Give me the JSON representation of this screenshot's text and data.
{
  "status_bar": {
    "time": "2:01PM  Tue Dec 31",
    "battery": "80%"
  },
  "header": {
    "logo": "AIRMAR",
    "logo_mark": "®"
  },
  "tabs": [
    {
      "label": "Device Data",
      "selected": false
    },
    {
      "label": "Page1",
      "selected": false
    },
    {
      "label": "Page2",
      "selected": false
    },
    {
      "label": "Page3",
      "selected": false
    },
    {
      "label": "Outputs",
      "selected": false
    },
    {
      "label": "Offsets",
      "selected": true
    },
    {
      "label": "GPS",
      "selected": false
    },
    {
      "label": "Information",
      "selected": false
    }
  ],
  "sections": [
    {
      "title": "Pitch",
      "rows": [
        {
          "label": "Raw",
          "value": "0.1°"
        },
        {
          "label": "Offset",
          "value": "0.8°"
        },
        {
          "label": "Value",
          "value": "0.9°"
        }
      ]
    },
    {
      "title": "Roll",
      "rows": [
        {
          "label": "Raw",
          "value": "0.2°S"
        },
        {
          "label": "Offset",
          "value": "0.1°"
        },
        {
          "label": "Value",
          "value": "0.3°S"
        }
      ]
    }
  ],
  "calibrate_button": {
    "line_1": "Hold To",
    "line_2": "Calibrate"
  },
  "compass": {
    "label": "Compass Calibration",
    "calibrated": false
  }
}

********

Copy out the full material exactly as it appears.

Give me the JSON representation of this screenshot's text and data.
{
  "status_bar": {
    "time": "2:01PM  Tue Dec 31",
    "battery": "80%"
  },
  "header": {
    "logo": "AIRMAR",
    "logo_mark": "®"
  },
  "tabs": [
    {
      "label": "Device Data",
      "selected": false
    },
    {
      "label": "Page1",
      "selected": false
    },
    {
      "label": "Page2",
      "selected": false
    },
    {
      "label": "Page3",
      "selected": false
    },
    {
      "label": "Outputs",
      "selected": false
    },
    {
      "label": "Offsets",
      "selected": true
    },
    {
      "label": "GPS",
      "selected": false
    },
    {
      "label": "Information",
      "selected": false
    }
  ],
  "sections": [
    {
      "title": "Pitch",
      "rows": [
        {
          "label": "Raw",
          "value": "0.1°"
        },
        {
          "label": "Offset",
          "value": "0.8°"
        },
        {
          "label": "Value",
          "value": "0.9°"
        }
      ]
    },
    {
      "title": "Roll",
      "rows": [
        {
          "label": "Raw",
          "value": "0.2°S"
        },
        {
          "label": "Offset",
          "value": "0.1°"
        },
        {
          "label": "Value",
          "value": "0.3°S"
        }
      ]
    }
  ],
  "calibrate_button": {
    "line_1": "Hold To",
    "line_2": "Calibrate"
  },
  "compass": {
    "label": "Compass Calibration",
    "calibrated": false
  }
}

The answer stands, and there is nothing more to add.